What you will do >>
Copy every line of the listing that holds the string "people".
* * * * * * *
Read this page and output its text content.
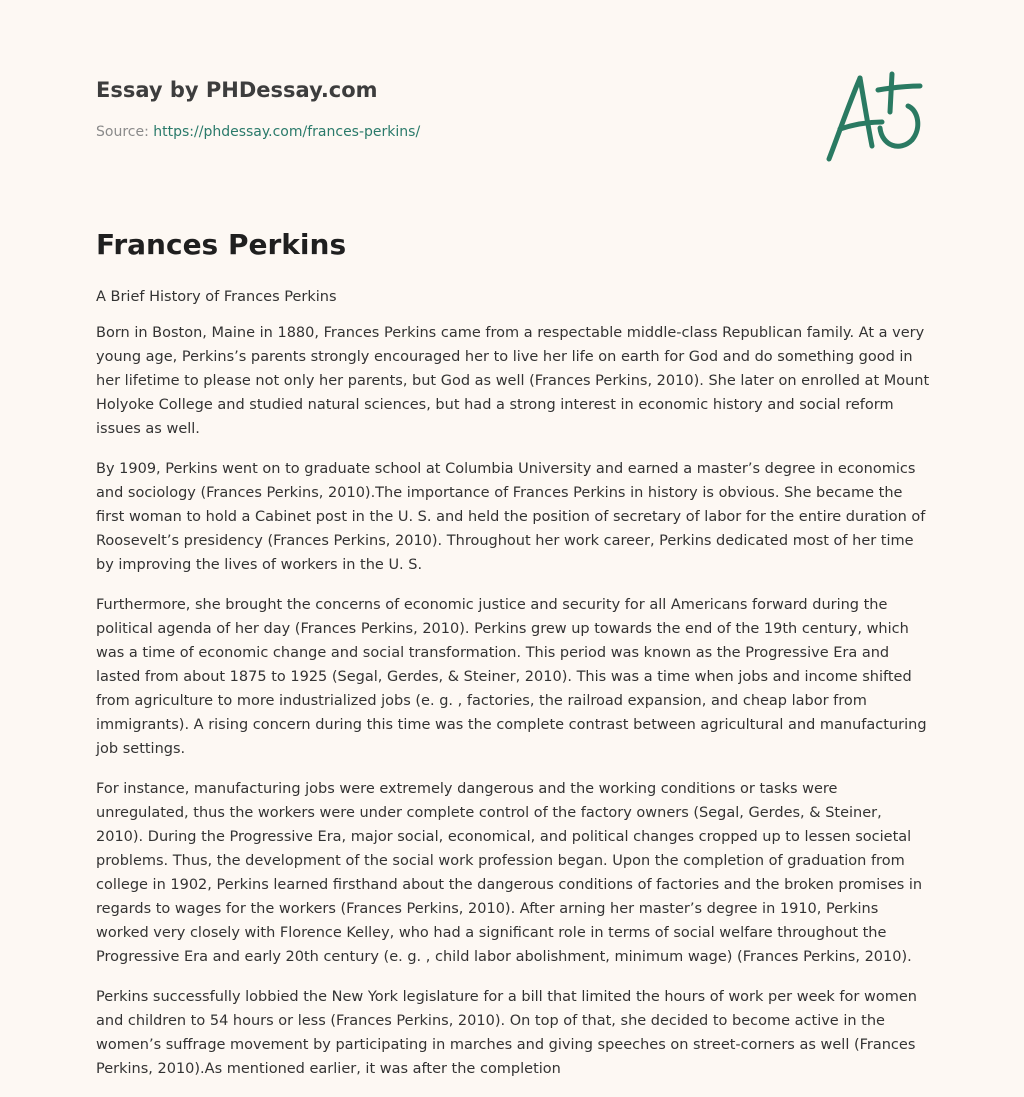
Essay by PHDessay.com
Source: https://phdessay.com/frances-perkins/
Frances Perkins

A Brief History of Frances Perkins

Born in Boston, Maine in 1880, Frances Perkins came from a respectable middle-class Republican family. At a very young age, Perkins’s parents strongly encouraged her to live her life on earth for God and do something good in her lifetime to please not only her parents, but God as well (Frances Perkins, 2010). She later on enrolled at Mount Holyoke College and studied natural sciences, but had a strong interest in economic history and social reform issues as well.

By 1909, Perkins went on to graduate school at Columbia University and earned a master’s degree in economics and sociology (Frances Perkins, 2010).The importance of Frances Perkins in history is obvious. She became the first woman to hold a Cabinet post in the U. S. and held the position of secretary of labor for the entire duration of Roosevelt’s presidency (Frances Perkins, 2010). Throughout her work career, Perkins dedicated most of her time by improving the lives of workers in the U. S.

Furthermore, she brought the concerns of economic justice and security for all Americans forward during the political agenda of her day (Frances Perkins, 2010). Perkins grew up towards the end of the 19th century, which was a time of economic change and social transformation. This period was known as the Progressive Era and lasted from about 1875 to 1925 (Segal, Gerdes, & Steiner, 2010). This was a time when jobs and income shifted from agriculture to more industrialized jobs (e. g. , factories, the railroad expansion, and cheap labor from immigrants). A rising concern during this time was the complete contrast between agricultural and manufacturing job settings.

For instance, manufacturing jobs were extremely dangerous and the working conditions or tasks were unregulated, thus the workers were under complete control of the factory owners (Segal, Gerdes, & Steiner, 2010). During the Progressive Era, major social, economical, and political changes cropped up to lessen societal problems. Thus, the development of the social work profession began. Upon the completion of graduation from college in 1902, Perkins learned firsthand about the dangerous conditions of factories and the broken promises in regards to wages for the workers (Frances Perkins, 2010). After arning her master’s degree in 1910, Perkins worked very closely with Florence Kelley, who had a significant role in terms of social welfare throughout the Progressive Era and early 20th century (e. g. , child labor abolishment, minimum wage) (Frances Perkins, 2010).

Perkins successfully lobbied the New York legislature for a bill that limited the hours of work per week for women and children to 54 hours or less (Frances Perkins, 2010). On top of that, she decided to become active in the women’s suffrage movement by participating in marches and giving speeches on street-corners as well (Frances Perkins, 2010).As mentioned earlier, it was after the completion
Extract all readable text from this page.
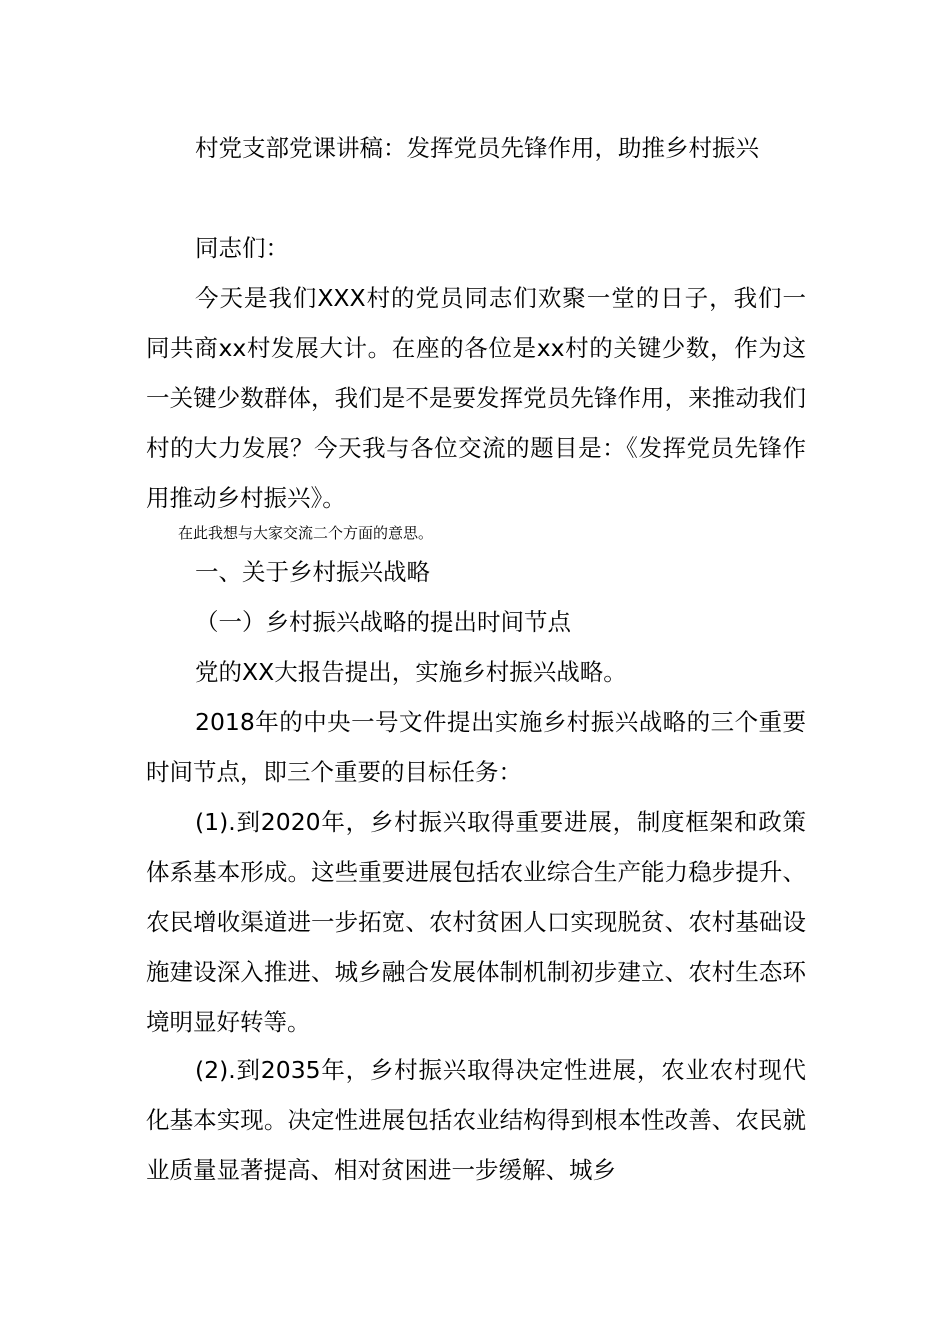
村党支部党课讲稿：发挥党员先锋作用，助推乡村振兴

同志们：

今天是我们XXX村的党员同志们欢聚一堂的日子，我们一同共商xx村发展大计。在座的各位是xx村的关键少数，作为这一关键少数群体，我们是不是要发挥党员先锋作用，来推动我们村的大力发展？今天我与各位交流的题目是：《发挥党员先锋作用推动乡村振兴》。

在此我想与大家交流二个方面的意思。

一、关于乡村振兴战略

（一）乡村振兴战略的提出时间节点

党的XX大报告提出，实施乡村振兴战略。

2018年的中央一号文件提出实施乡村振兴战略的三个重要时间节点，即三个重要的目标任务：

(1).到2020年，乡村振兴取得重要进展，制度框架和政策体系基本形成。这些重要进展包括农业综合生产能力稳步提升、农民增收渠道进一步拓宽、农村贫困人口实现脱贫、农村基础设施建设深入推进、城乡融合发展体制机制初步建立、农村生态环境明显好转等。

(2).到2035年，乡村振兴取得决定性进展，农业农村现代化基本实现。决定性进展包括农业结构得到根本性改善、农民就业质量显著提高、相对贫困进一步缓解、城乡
* * * * * * *
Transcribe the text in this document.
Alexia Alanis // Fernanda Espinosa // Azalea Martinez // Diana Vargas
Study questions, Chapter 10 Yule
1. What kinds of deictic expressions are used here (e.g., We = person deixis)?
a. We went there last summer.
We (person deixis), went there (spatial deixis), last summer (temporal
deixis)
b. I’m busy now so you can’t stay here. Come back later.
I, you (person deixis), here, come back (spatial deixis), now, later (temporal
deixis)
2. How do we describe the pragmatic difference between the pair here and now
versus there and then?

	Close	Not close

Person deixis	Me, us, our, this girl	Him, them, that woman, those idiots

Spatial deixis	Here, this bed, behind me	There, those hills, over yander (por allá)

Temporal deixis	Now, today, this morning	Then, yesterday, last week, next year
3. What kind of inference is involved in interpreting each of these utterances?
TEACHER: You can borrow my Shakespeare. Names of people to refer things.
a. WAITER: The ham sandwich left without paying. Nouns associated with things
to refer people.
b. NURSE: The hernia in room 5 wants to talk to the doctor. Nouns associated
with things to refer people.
* * * * * * *
Complete response >>
TEACHER: You can borrow my Shakespeare. Names of people to refer things.
to refer people.
with things to refer people.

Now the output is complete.